--- BEGIN ---
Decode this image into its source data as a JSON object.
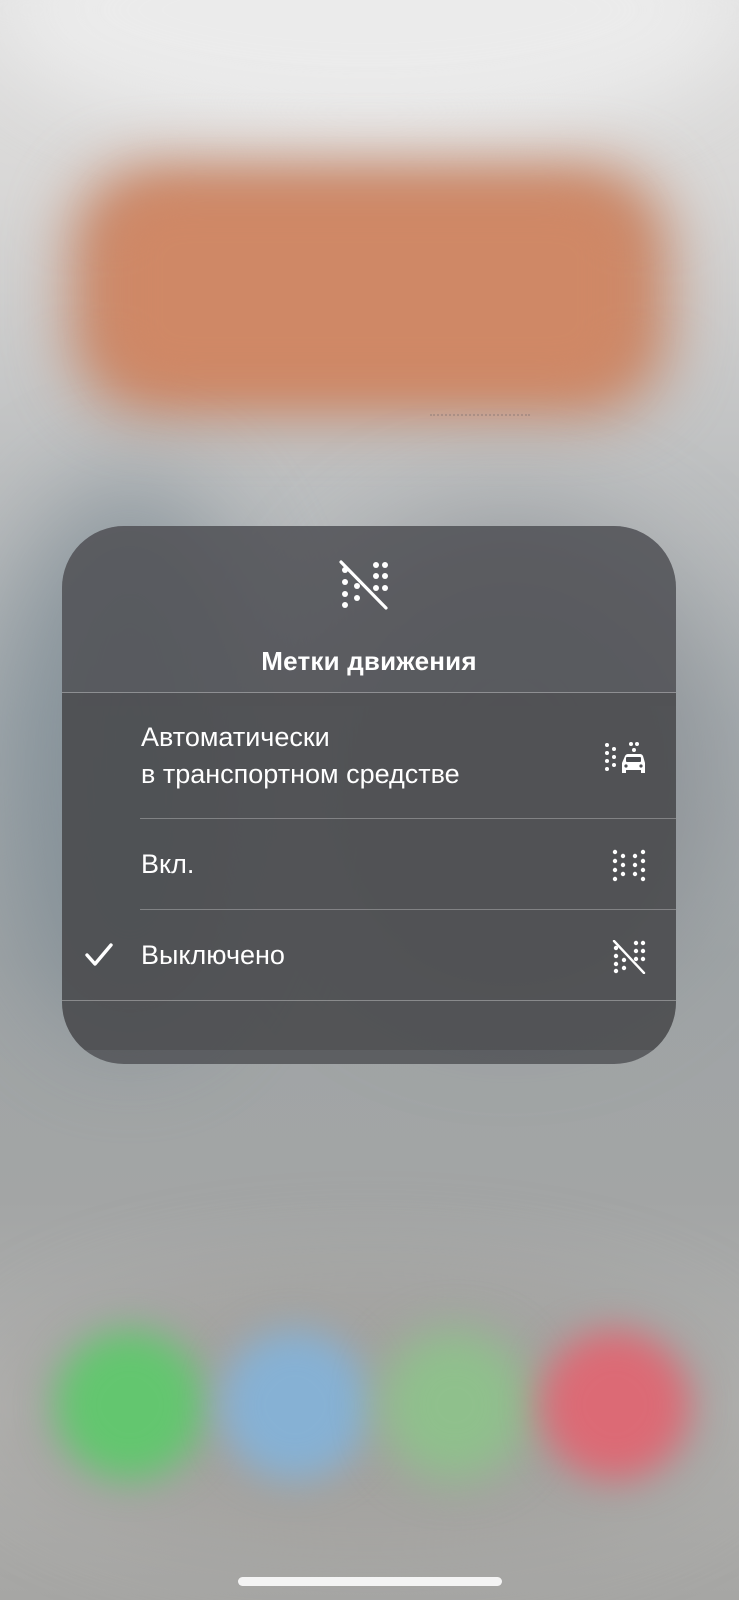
{
  "menu": {
    "title": "Метки движения",
    "header_icon": "motion-cues-off-icon",
    "options": [
      {
        "label_line1": "Автоматически",
        "label_line2": "в транспортном средстве",
        "icon": "motion-cues-vehicle-icon",
        "selected": false
      },
      {
        "label": "Вкл.",
        "icon": "motion-cues-on-icon",
        "selected": false
      },
      {
        "label": "Выключено",
        "icon": "motion-cues-off-icon",
        "selected": true
      }
    ]
  },
  "colors": {
    "panel": "#4a4c50",
    "text": "#ffffff",
    "dock_green": "#63c66f",
    "dock_blue": "#86b1d4",
    "dock_lightgreen": "#8fc08c",
    "dock_red": "#dc6a75",
    "widget_orange": "#cf8866"
  }
}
--- END ---
All the records above need to be given again word for word. Skip the pictures.

Output of the task -
Decode this image into its source data as a JSON object.
{
  "menu": {
    "title": "Метки движения",
    "header_icon": "motion-cues-off-icon",
    "options": [
      {
        "label_line1": "Автоматически",
        "label_line2": "в транспортном средстве",
        "icon": "motion-cues-vehicle-icon",
        "selected": false
      },
      {
        "label": "Вкл.",
        "icon": "motion-cues-on-icon",
        "selected": false
      },
      {
        "label": "Выключено",
        "icon": "motion-cues-off-icon",
        "selected": true
      }
    ]
  },
  "colors": {
    "panel": "#4a4c50",
    "text": "#ffffff",
    "dock_green": "#63c66f",
    "dock_blue": "#86b1d4",
    "dock_lightgreen": "#8fc08c",
    "dock_red": "#dc6a75",
    "widget_orange": "#cf8866"
  }
}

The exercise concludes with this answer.